• _WHAT IS ASKED_:
Extract all lines that hold the string "的面积最大".

• _RECORDS FOR PROCESSING_:
----

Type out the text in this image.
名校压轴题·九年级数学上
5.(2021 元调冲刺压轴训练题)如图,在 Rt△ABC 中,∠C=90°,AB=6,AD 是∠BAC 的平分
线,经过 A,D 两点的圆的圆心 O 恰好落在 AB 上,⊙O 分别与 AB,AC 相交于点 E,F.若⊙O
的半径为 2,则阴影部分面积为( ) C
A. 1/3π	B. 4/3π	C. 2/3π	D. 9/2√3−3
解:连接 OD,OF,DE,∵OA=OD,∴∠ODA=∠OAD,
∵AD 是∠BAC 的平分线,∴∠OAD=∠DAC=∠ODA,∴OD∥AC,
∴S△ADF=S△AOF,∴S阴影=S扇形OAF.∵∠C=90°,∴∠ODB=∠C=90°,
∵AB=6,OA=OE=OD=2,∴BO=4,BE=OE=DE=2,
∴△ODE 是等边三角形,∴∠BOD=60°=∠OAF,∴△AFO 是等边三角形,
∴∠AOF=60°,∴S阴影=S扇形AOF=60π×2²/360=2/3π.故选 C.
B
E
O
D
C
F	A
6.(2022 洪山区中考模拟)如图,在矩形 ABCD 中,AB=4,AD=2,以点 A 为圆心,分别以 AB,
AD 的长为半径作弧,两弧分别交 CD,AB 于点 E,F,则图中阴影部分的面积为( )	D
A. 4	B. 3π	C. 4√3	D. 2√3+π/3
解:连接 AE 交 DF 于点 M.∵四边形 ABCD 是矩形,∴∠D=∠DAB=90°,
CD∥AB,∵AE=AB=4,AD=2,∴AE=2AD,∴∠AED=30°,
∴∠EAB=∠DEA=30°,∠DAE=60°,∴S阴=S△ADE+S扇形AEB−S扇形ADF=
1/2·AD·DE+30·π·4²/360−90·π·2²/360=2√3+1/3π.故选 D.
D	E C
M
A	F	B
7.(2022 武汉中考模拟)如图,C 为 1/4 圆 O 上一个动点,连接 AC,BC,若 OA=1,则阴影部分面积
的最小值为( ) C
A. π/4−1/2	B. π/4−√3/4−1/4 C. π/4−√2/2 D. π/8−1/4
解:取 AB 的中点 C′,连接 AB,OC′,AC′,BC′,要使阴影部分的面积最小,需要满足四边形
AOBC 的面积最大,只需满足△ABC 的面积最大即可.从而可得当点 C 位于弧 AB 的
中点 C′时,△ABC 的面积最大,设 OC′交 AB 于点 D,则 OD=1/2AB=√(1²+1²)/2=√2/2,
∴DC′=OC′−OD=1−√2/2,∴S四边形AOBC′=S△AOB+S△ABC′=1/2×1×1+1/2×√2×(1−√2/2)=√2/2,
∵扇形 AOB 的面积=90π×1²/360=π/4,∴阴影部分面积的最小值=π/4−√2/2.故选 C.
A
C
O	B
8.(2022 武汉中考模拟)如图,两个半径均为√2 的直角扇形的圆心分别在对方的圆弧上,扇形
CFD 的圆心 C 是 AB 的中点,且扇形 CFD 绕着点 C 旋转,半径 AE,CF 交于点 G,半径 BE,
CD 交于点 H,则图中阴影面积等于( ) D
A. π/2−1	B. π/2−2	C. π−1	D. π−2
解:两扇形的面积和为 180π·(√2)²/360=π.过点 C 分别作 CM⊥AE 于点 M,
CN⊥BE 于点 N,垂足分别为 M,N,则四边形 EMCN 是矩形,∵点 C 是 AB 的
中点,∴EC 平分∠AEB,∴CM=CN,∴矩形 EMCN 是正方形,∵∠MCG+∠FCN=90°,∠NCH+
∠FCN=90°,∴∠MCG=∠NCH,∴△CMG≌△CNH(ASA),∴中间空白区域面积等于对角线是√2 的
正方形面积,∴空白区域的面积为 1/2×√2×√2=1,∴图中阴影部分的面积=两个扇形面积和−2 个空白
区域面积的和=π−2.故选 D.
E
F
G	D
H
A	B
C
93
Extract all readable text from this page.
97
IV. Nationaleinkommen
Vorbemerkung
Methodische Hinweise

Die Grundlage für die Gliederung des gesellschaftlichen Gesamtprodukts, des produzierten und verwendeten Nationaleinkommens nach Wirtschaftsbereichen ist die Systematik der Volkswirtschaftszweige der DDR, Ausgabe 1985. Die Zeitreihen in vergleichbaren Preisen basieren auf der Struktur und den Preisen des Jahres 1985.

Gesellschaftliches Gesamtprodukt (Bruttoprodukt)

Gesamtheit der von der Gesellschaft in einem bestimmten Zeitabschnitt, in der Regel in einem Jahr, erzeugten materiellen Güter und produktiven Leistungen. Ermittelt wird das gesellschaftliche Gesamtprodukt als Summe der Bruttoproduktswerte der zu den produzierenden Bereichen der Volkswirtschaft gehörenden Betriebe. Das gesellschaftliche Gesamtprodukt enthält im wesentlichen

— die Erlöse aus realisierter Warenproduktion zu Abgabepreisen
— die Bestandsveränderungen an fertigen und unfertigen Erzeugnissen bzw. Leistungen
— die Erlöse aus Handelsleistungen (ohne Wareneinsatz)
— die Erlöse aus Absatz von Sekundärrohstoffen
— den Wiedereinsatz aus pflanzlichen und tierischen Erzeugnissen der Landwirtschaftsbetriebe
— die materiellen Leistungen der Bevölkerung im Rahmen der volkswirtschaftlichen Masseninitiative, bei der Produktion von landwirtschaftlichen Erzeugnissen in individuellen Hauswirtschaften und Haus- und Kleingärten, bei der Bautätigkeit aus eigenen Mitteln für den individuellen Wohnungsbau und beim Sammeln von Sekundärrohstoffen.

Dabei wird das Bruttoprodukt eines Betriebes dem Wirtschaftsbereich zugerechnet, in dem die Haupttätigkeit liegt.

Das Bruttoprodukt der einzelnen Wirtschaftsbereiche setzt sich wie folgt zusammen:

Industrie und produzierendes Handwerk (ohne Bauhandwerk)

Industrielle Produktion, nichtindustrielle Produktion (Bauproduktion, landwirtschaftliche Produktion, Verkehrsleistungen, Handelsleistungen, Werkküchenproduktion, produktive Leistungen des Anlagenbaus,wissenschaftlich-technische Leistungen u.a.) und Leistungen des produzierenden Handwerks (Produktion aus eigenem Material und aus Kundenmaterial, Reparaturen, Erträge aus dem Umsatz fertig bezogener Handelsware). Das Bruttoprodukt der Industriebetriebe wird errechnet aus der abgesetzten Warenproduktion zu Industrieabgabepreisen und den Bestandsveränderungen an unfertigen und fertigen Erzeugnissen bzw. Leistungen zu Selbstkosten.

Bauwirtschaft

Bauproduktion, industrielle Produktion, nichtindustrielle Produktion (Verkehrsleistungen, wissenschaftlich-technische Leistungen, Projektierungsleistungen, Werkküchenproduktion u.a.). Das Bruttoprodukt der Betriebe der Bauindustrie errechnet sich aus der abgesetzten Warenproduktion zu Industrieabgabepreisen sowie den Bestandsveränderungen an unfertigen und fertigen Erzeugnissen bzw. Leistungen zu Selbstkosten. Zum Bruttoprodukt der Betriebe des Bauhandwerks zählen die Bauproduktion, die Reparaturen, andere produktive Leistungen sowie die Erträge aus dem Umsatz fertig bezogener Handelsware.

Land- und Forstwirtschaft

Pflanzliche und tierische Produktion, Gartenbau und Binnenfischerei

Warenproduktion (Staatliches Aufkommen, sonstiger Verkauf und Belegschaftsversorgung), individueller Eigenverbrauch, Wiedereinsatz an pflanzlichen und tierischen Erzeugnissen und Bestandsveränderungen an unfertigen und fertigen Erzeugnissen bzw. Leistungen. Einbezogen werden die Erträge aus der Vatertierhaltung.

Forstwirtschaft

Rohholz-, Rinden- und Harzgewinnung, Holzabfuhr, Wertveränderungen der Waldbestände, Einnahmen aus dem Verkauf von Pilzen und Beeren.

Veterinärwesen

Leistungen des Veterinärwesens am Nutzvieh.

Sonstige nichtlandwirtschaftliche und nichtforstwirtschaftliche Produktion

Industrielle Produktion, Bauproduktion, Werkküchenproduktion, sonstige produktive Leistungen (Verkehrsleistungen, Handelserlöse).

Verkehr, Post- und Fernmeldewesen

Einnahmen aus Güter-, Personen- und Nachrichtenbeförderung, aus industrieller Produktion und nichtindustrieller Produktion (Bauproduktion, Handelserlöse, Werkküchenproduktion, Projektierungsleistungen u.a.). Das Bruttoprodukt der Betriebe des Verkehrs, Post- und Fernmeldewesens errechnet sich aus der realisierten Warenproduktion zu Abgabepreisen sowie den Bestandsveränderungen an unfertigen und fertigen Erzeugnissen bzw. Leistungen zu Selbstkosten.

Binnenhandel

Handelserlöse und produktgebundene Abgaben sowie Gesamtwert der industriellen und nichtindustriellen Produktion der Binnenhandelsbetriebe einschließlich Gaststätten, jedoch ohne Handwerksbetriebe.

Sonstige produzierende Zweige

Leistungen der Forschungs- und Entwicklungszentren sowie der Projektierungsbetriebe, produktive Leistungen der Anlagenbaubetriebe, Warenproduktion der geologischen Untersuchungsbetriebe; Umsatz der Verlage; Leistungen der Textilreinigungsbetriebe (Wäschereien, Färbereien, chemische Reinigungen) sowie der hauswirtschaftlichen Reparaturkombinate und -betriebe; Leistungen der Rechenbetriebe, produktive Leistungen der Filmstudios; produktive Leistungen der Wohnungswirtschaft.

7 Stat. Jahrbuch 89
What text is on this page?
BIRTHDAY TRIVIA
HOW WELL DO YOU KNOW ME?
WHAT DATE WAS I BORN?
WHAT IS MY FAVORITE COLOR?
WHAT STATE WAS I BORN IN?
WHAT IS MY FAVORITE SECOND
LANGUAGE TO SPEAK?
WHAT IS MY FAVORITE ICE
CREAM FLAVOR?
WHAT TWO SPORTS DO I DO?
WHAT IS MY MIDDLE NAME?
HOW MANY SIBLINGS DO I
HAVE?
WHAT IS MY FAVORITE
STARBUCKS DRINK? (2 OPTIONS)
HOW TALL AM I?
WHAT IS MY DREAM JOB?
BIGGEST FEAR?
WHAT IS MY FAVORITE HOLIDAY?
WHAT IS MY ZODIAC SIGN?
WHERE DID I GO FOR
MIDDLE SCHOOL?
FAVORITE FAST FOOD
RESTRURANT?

----

• _RESPONSE_:
AOBC 的面积最大,只需满足△ABC 的面积最大即可.从而可得当点 C 位于弧 AB 的
中点 C′时,△ABC 的面积最大,设 OC′交 AB 于点 D,则 OD=1/2AB=√(1²+1²)/2=√2/2,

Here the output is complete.